> [Directions]
Each record is to be transcribed exactly.
● ● ● ● ● ● ●
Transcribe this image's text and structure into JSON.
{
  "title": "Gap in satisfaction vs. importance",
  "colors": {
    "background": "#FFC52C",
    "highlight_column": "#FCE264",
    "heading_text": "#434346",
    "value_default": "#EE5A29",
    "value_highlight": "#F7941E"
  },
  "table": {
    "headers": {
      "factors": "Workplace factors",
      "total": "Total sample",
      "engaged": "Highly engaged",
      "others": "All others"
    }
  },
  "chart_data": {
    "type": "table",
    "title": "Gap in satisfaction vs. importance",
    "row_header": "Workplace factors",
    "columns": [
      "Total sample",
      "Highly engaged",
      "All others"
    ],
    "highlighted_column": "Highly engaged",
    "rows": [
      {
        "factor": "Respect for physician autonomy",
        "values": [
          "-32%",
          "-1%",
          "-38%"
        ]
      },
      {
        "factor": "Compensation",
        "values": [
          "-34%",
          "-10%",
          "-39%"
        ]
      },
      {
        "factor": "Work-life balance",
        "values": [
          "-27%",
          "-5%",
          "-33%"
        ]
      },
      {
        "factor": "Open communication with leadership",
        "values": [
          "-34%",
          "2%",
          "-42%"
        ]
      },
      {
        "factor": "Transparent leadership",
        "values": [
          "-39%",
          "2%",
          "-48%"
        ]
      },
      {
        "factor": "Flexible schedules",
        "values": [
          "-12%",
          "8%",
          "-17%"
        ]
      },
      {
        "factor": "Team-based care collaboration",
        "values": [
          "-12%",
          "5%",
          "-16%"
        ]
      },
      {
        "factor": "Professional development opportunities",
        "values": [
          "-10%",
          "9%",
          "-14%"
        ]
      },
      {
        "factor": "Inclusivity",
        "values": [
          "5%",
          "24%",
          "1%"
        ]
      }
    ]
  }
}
● ● ● ● ● ● ●
> [Answer to this problem]
Transcribe this image's text and structure into JSON.
{
  "title": "Gap in satisfaction vs. importance",
  "colors": {
    "background": "#FFC52C",
    "highlight_column": "#FCE264",
    "heading_text": "#434346",
    "value_default": "#EE5A29",
    "value_highlight": "#F7941E"
  },
  "table": {
    "headers": {
      "factors": "Workplace factors",
      "total": "Total sample",
      "engaged": "Highly engaged",
      "others": "All others"
    }
  },
  "chart_data": {
    "type": "table",
    "title": "Gap in satisfaction vs. importance",
    "row_header": "Workplace factors",
    "columns": [
      "Total sample",
      "Highly engaged",
      "All others"
    ],
    "highlighted_column": "Highly engaged",
    "rows": [
      {
        "factor": "Respect for physician autonomy",
        "values": [
          "-32%",
          "-1%",
          "-38%"
        ]
      },
      {
        "factor": "Compensation",
        "values": [
          "-34%",
          "-10%",
          "-39%"
        ]
      },
      {
        "factor": "Work-life balance",
        "values": [
          "-27%",
          "-5%",
          "-33%"
        ]
      },
      {
        "factor": "Open communication with leadership",
        "values": [
          "-34%",
          "2%",
          "-42%"
        ]
      },
      {
        "factor": "Transparent leadership",
        "values": [
          "-39%",
          "2%",
          "-48%"
        ]
      },
      {
        "factor": "Flexible schedules",
        "values": [
          "-12%",
          "8%",
          "-17%"
        ]
      },
      {
        "factor": "Team-based care collaboration",
        "values": [
          "-12%",
          "5%",
          "-16%"
        ]
      },
      {
        "factor": "Professional development opportunities",
        "values": [
          "-10%",
          "9%",
          "-14%"
        ]
      },
      {
        "factor": "Inclusivity",
        "values": [
          "5%",
          "24%",
          "1%"
        ]
      }
    ]
  }
}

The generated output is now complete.